> _Given task_
Every entry below should be transcribed exactly; pictures stay out of the copy.

— begin —

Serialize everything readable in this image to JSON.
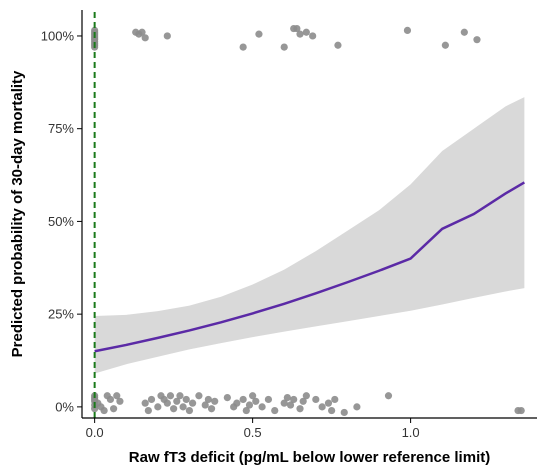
{
  "chart_data": {
    "type": "line",
    "title": "",
    "xlabel": "Raw  fT3 deficit (pg/mL below lower reference limit)",
    "ylabel": "Predicted probability of 30-day mortality",
    "xlim": [
      -0.04,
      1.4
    ],
    "ylim": [
      -0.03,
      1.07
    ],
    "x_ticks": [
      0.0,
      0.5,
      1.0
    ],
    "x_tick_labels": [
      "0.0",
      "0.5",
      "1.0"
    ],
    "y_ticks": [
      0,
      0.25,
      0.5,
      0.75,
      1.0
    ],
    "y_tick_labels": [
      "0%",
      "25%",
      "50%",
      "75%",
      "100%"
    ],
    "grid": false,
    "reference_line": {
      "x": 0.0,
      "style": "dashed",
      "color": "#1a7a1a"
    },
    "series": [
      {
        "kind": "fit",
        "color": "#5b2aa6",
        "x": [
          0.0,
          0.1,
          0.2,
          0.3,
          0.4,
          0.5,
          0.6,
          0.7,
          0.8,
          0.9,
          1.0,
          1.1,
          1.2,
          1.3,
          1.36
        ],
        "y": [
          0.15,
          0.167,
          0.186,
          0.206,
          0.228,
          0.252,
          0.278,
          0.306,
          0.336,
          0.367,
          0.4,
          0.48,
          0.52,
          0.575,
          0.605
        ],
        "ci_lower": [
          0.09,
          0.115,
          0.135,
          0.155,
          0.172,
          0.188,
          0.203,
          0.217,
          0.231,
          0.245,
          0.259,
          0.276,
          0.294,
          0.311,
          0.32
        ],
        "ci_upper": [
          0.245,
          0.248,
          0.258,
          0.273,
          0.297,
          0.33,
          0.37,
          0.42,
          0.475,
          0.53,
          0.6,
          0.69,
          0.75,
          0.81,
          0.835
        ],
        "ci_color": "#d9d9d9"
      },
      {
        "kind": "points",
        "color": "#8c8c8c",
        "outcome": 1,
        "x": [
          0.0,
          0.0,
          0.0,
          0.0,
          0.0,
          0.0,
          0.0,
          0.0,
          0.0,
          0.0,
          0.13,
          0.14,
          0.15,
          0.16,
          0.23,
          0.47,
          0.52,
          0.6,
          0.63,
          0.64,
          0.65,
          0.67,
          0.69,
          0.77,
          0.99,
          1.11,
          1.17,
          1.21
        ],
        "y": [
          1.015,
          1.005,
          0.995,
          0.985,
          0.975,
          1.01,
          0.99,
          0.98,
          1.0,
          0.97,
          1.01,
          1.005,
          1.01,
          0.995,
          1.0,
          0.97,
          1.005,
          0.97,
          1.02,
          1.02,
          1.005,
          1.01,
          1.0,
          0.975,
          1.015,
          0.975,
          1.01,
          0.99
        ]
      },
      {
        "kind": "points",
        "color": "#8c8c8c",
        "outcome": 0,
        "x": [
          0.0,
          0.0,
          0.0,
          0.0,
          0.0,
          0.0,
          0.01,
          0.02,
          0.03,
          0.04,
          0.05,
          0.06,
          0.07,
          0.08,
          0.16,
          0.17,
          0.18,
          0.2,
          0.21,
          0.22,
          0.23,
          0.24,
          0.25,
          0.26,
          0.27,
          0.28,
          0.29,
          0.3,
          0.31,
          0.33,
          0.35,
          0.36,
          0.37,
          0.38,
          0.42,
          0.44,
          0.45,
          0.47,
          0.48,
          0.49,
          0.5,
          0.51,
          0.53,
          0.55,
          0.57,
          0.6,
          0.61,
          0.62,
          0.63,
          0.65,
          0.66,
          0.67,
          0.7,
          0.72,
          0.74,
          0.75,
          0.76,
          0.79,
          0.83,
          0.93,
          1.34,
          1.35
        ],
        "y": [
          0.02,
          0.005,
          -0.005,
          0.03,
          0.015,
          0.025,
          0.01,
          0.0,
          -0.01,
          0.03,
          0.02,
          -0.005,
          0.03,
          0.015,
          0.01,
          -0.01,
          0.02,
          0.0,
          0.03,
          0.02,
          0.01,
          0.03,
          -0.005,
          0.015,
          0.03,
          0.0,
          0.02,
          -0.01,
          0.01,
          0.03,
          0.005,
          0.02,
          -0.005,
          0.015,
          0.025,
          0.0,
          0.01,
          0.02,
          -0.01,
          0.005,
          0.03,
          0.015,
          0.0,
          0.02,
          -0.01,
          0.01,
          0.025,
          0.005,
          0.02,
          -0.005,
          0.015,
          0.03,
          0.02,
          0.0,
          0.01,
          -0.01,
          0.02,
          -0.015,
          0.0,
          0.03,
          -0.01,
          -0.01
        ]
      }
    ]
  }
}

— end —

> _Full answer_
Serialize everything readable in this image to JSON.
{
  "chart_data": {
    "type": "line",
    "title": "",
    "xlabel": "Raw  fT3 deficit (pg/mL below lower reference limit)",
    "ylabel": "Predicted probability of 30-day mortality",
    "xlim": [
      -0.04,
      1.4
    ],
    "ylim": [
      -0.03,
      1.07
    ],
    "x_ticks": [
      0.0,
      0.5,
      1.0
    ],
    "x_tick_labels": [
      "0.0",
      "0.5",
      "1.0"
    ],
    "y_ticks": [
      0,
      0.25,
      0.5,
      0.75,
      1.0
    ],
    "y_tick_labels": [
      "0%",
      "25%",
      "50%",
      "75%",
      "100%"
    ],
    "grid": false,
    "reference_line": {
      "x": 0.0,
      "style": "dashed",
      "color": "#1a7a1a"
    },
    "series": [
      {
        "kind": "fit",
        "color": "#5b2aa6",
        "x": [
          0.0,
          0.1,
          0.2,
          0.3,
          0.4,
          0.5,
          0.6,
          0.7,
          0.8,
          0.9,
          1.0,
          1.1,
          1.2,
          1.3,
          1.36
        ],
        "y": [
          0.15,
          0.167,
          0.186,
          0.206,
          0.228,
          0.252,
          0.278,
          0.306,
          0.336,
          0.367,
          0.4,
          0.48,
          0.52,
          0.575,
          0.605
        ],
        "ci_lower": [
          0.09,
          0.115,
          0.135,
          0.155,
          0.172,
          0.188,
          0.203,
          0.217,
          0.231,
          0.245,
          0.259,
          0.276,
          0.294,
          0.311,
          0.32
        ],
        "ci_upper": [
          0.245,
          0.248,
          0.258,
          0.273,
          0.297,
          0.33,
          0.37,
          0.42,
          0.475,
          0.53,
          0.6,
          0.69,
          0.75,
          0.81,
          0.835
        ],
        "ci_color": "#d9d9d9"
      },
      {
        "kind": "points",
        "color": "#8c8c8c",
        "outcome": 1,
        "x": [
          0.0,
          0.0,
          0.0,
          0.0,
          0.0,
          0.0,
          0.0,
          0.0,
          0.0,
          0.0,
          0.13,
          0.14,
          0.15,
          0.16,
          0.23,
          0.47,
          0.52,
          0.6,
          0.63,
          0.64,
          0.65,
          0.67,
          0.69,
          0.77,
          0.99,
          1.11,
          1.17,
          1.21
        ],
        "y": [
          1.015,
          1.005,
          0.995,
          0.985,
          0.975,
          1.01,
          0.99,
          0.98,
          1.0,
          0.97,
          1.01,
          1.005,
          1.01,
          0.995,
          1.0,
          0.97,
          1.005,
          0.97,
          1.02,
          1.02,
          1.005,
          1.01,
          1.0,
          0.975,
          1.015,
          0.975,
          1.01,
          0.99
        ]
      },
      {
        "kind": "points",
        "color": "#8c8c8c",
        "outcome": 0,
        "x": [
          0.0,
          0.0,
          0.0,
          0.0,
          0.0,
          0.0,
          0.01,
          0.02,
          0.03,
          0.04,
          0.05,
          0.06,
          0.07,
          0.08,
          0.16,
          0.17,
          0.18,
          0.2,
          0.21,
          0.22,
          0.23,
          0.24,
          0.25,
          0.26,
          0.27,
          0.28,
          0.29,
          0.3,
          0.31,
          0.33,
          0.35,
          0.36,
          0.37,
          0.38,
          0.42,
          0.44,
          0.45,
          0.47,
          0.48,
          0.49,
          0.5,
          0.51,
          0.53,
          0.55,
          0.57,
          0.6,
          0.61,
          0.62,
          0.63,
          0.65,
          0.66,
          0.67,
          0.7,
          0.72,
          0.74,
          0.75,
          0.76,
          0.79,
          0.83,
          0.93,
          1.34,
          1.35
        ],
        "y": [
          0.02,
          0.005,
          -0.005,
          0.03,
          0.015,
          0.025,
          0.01,
          0.0,
          -0.01,
          0.03,
          0.02,
          -0.005,
          0.03,
          0.015,
          0.01,
          -0.01,
          0.02,
          0.0,
          0.03,
          0.02,
          0.01,
          0.03,
          -0.005,
          0.015,
          0.03,
          0.0,
          0.02,
          -0.01,
          0.01,
          0.03,
          0.005,
          0.02,
          -0.005,
          0.015,
          0.025,
          0.0,
          0.01,
          0.02,
          -0.01,
          0.005,
          0.03,
          0.015,
          0.0,
          0.02,
          -0.01,
          0.01,
          0.025,
          0.005,
          0.02,
          -0.005,
          0.015,
          0.03,
          0.02,
          0.0,
          0.01,
          -0.01,
          0.02,
          -0.015,
          0.0,
          0.03,
          -0.01,
          -0.01
        ]
      }
    ]
  }
}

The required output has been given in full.